__WHAT IS REQUIRED__
Transcribe the full listing below exactly.

__RECORDS FOR PROCESSING__
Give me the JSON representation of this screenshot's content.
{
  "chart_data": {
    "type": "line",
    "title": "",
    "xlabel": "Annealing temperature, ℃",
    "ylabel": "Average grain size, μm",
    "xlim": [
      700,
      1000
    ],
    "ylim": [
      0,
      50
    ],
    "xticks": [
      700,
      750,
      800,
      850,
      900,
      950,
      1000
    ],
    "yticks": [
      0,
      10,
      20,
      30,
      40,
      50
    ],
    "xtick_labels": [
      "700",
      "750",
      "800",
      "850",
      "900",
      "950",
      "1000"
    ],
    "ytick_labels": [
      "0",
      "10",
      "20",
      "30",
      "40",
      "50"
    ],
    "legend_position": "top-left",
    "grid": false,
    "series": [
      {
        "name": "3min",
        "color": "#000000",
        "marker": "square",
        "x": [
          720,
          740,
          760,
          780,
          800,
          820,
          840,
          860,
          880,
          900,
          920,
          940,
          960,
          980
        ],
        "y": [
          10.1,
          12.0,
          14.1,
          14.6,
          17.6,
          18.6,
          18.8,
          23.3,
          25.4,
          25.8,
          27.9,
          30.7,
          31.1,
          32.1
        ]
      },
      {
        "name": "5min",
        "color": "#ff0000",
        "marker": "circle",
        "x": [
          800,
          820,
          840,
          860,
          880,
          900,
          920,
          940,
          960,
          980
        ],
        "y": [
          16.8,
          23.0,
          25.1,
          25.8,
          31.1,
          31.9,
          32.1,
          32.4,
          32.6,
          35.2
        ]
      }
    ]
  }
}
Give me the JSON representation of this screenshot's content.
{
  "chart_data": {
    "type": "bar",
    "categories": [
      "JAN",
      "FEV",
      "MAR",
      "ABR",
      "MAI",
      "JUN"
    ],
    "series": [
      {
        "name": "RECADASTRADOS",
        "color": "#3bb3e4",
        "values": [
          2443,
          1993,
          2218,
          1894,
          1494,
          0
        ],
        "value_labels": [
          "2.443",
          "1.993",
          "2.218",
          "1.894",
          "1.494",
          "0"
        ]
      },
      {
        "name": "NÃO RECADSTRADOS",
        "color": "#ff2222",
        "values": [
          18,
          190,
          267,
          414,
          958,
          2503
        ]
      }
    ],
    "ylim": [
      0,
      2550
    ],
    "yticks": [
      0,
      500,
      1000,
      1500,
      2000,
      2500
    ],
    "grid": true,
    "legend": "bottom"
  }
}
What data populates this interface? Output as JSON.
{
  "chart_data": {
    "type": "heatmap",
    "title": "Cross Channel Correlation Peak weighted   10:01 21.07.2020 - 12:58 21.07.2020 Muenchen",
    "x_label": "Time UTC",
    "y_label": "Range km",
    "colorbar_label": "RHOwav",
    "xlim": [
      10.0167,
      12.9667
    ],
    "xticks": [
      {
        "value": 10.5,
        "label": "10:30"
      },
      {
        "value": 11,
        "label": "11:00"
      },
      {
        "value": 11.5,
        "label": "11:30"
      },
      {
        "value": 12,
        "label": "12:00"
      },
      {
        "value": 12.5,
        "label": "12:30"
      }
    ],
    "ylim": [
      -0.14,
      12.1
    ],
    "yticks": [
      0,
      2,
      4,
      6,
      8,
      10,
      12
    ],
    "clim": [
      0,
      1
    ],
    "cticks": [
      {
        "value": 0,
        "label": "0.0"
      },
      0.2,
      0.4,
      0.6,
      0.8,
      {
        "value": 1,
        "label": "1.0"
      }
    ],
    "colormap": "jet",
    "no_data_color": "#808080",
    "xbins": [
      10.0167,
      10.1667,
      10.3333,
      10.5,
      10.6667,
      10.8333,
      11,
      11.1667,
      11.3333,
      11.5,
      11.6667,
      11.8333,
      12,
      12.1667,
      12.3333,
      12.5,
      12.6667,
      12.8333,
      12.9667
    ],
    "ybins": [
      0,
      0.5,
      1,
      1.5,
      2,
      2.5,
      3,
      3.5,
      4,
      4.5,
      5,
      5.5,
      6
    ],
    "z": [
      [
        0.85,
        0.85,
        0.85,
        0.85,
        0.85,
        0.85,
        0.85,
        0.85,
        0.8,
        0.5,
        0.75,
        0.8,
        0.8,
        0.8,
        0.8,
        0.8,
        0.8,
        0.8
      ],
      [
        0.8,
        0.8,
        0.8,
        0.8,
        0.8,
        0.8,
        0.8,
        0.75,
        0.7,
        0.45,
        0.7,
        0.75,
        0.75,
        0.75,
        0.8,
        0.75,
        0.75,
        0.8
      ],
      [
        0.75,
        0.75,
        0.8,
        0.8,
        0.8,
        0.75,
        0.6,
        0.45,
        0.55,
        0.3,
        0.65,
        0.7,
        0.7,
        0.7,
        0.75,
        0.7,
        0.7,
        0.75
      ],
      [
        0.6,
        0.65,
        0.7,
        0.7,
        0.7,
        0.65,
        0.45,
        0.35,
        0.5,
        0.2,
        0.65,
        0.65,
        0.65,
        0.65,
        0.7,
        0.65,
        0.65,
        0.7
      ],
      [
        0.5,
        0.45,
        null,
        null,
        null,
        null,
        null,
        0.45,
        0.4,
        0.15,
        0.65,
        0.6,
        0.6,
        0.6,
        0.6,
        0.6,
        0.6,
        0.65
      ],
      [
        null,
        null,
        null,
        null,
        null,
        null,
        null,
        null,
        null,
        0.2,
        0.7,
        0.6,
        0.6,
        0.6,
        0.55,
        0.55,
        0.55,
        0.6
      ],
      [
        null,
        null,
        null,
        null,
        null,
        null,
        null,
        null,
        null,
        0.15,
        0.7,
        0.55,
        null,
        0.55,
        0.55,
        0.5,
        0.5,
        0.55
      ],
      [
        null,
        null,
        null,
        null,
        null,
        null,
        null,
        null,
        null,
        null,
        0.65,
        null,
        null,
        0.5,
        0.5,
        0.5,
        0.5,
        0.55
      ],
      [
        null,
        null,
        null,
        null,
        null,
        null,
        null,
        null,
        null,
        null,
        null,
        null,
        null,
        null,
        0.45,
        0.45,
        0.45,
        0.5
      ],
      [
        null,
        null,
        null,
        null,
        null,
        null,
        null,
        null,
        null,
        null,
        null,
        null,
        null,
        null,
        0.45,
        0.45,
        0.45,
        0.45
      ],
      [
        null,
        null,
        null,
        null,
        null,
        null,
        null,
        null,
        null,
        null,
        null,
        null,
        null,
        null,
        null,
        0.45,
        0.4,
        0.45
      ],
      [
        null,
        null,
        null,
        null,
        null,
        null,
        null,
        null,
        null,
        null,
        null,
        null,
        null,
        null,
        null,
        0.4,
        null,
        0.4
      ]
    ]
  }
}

__OUTPUT FOR THIS EXERCISE__
Give me the JSON representation of this screenshot's content.
{
  "chart_data": {
    "type": "line",
    "title": "",
    "xlabel": "Annealing temperature, ℃",
    "ylabel": "Average grain size, μm",
    "xlim": [
      700,
      1000
    ],
    "ylim": [
      0,
      50
    ],
    "xticks": [
      700,
      750,
      800,
      850,
      900,
      950,
      1000
    ],
    "yticks": [
      0,
      10,
      20,
      30,
      40,
      50
    ],
    "xtick_labels": [
      "700",
      "750",
      "800",
      "850",
      "900",
      "950",
      "1000"
    ],
    "ytick_labels": [
      "0",
      "10",
      "20",
      "30",
      "40",
      "50"
    ],
    "legend_position": "top-left",
    "grid": false,
    "series": [
      {
        "name": "3min",
        "color": "#000000",
        "marker": "square",
        "x": [
          720,
          740,
          760,
          780,
          800,
          820,
          840,
          860,
          880,
          900,
          920,
          940,
          960,
          980
        ],
        "y": [
          10.1,
          12.0,
          14.1,
          14.6,
          17.6,
          18.6,
          18.8,
          23.3,
          25.4,
          25.8,
          27.9,
          30.7,
          31.1,
          32.1
        ]
      },
      {
        "name": "5min",
        "color": "#ff0000",
        "marker": "circle",
        "x": [
          800,
          820,
          840,
          860,
          880,
          900,
          920,
          940,
          960,
          980
        ],
        "y": [
          16.8,
          23.0,
          25.1,
          25.8,
          31.1,
          31.9,
          32.1,
          32.4,
          32.6,
          35.2
        ]
      }
    ]
  }
}
Give me the JSON representation of this screenshot's content.
{
  "chart_data": {
    "type": "bar",
    "categories": [
      "JAN",
      "FEV",
      "MAR",
      "ABR",
      "MAI",
      "JUN"
    ],
    "series": [
      {
        "name": "RECADASTRADOS",
        "color": "#3bb3e4",
        "values": [
          2443,
          1993,
          2218,
          1894,
          1494,
          0
        ],
        "value_labels": [
          "2.443",
          "1.993",
          "2.218",
          "1.894",
          "1.494",
          "0"
        ]
      },
      {
        "name": "NÃO RECADSTRADOS",
        "color": "#ff2222",
        "values": [
          18,
          190,
          267,
          414,
          958,
          2503
        ]
      }
    ],
    "ylim": [
      0,
      2550
    ],
    "yticks": [
      0,
      500,
      1000,
      1500,
      2000,
      2500
    ],
    "grid": true,
    "legend": "bottom"
  }
}
What data populates this interface? Output as JSON.
{
  "chart_data": {
    "type": "heatmap",
    "title": "Cross Channel Correlation Peak weighted   10:01 21.07.2020 - 12:58 21.07.2020 Muenchen",
    "x_label": "Time UTC",
    "y_label": "Range km",
    "colorbar_label": "RHOwav",
    "xlim": [
      10.0167,
      12.9667
    ],
    "xticks": [
      {
        "value": 10.5,
        "label": "10:30"
      },
      {
        "value": 11,
        "label": "11:00"
      },
      {
        "value": 11.5,
        "label": "11:30"
      },
      {
        "value": 12,
        "label": "12:00"
      },
      {
        "value": 12.5,
        "label": "12:30"
      }
    ],
    "ylim": [
      -0.14,
      12.1
    ],
    "yticks": [
      0,
      2,
      4,
      6,
      8,
      10,
      12
    ],
    "clim": [
      0,
      1
    ],
    "cticks": [
      {
        "value": 0,
        "label": "0.0"
      },
      0.2,
      0.4,
      0.6,
      0.8,
      {
        "value": 1,
        "label": "1.0"
      }
    ],
    "colormap": "jet",
    "no_data_color": "#808080",
    "xbins": [
      10.0167,
      10.1667,
      10.3333,
      10.5,
      10.6667,
      10.8333,
      11,
      11.1667,
      11.3333,
      11.5,
      11.6667,
      11.8333,
      12,
      12.1667,
      12.3333,
      12.5,
      12.6667,
      12.8333,
      12.9667
    ],
    "ybins": [
      0,
      0.5,
      1,
      1.5,
      2,
      2.5,
      3,
      3.5,
      4,
      4.5,
      5,
      5.5,
      6
    ],
    "z": [
      [
        0.85,
        0.85,
        0.85,
        0.85,
        0.85,
        0.85,
        0.85,
        0.85,
        0.8,
        0.5,
        0.75,
        0.8,
        0.8,
        0.8,
        0.8,
        0.8,
        0.8,
        0.8
      ],
      [
        0.8,
        0.8,
        0.8,
        0.8,
        0.8,
        0.8,
        0.8,
        0.75,
        0.7,
        0.45,
        0.7,
        0.75,
        0.75,
        0.75,
        0.8,
        0.75,
        0.75,
        0.8
      ],
      [
        0.75,
        0.75,
        0.8,
        0.8,
        0.8,
        0.75,
        0.6,
        0.45,
        0.55,
        0.3,
        0.65,
        0.7,
        0.7,
        0.7,
        0.75,
        0.7,
        0.7,
        0.75
      ],
      [
        0.6,
        0.65,
        0.7,
        0.7,
        0.7,
        0.65,
        0.45,
        0.35,
        0.5,
        0.2,
        0.65,
        0.65,
        0.65,
        0.65,
        0.7,
        0.65,
        0.65,
        0.7
      ],
      [
        0.5,
        0.45,
        null,
        null,
        null,
        null,
        null,
        0.45,
        0.4,
        0.15,
        0.65,
        0.6,
        0.6,
        0.6,
        0.6,
        0.6,
        0.6,
        0.65
      ],
      [
        null,
        null,
        null,
        null,
        null,
        null,
        null,
        null,
        null,
        0.2,
        0.7,
        0.6,
        0.6,
        0.6,
        0.55,
        0.55,
        0.55,
        0.6
      ],
      [
        null,
        null,
        null,
        null,
        null,
        null,
        null,
        null,
        null,
        0.15,
        0.7,
        0.55,
        null,
        0.55,
        0.55,
        0.5,
        0.5,
        0.55
      ],
      [
        null,
        null,
        null,
        null,
        null,
        null,
        null,
        null,
        null,
        null,
        0.65,
        null,
        null,
        0.5,
        0.5,
        0.5,
        0.5,
        0.55
      ],
      [
        null,
        null,
        null,
        null,
        null,
        null,
        null,
        null,
        null,
        null,
        null,
        null,
        null,
        null,
        0.45,
        0.45,
        0.45,
        0.5
      ],
      [
        null,
        null,
        null,
        null,
        null,
        null,
        null,
        null,
        null,
        null,
        null,
        null,
        null,
        null,
        0.45,
        0.45,
        0.45,
        0.45
      ],
      [
        null,
        null,
        null,
        null,
        null,
        null,
        null,
        null,
        null,
        null,
        null,
        null,
        null,
        null,
        null,
        0.45,
        0.4,
        0.45
      ],
      [
        null,
        null,
        null,
        null,
        null,
        null,
        null,
        null,
        null,
        null,
        null,
        null,
        null,
        null,
        null,
        0.4,
        null,
        0.4
      ]
    ]
  }
}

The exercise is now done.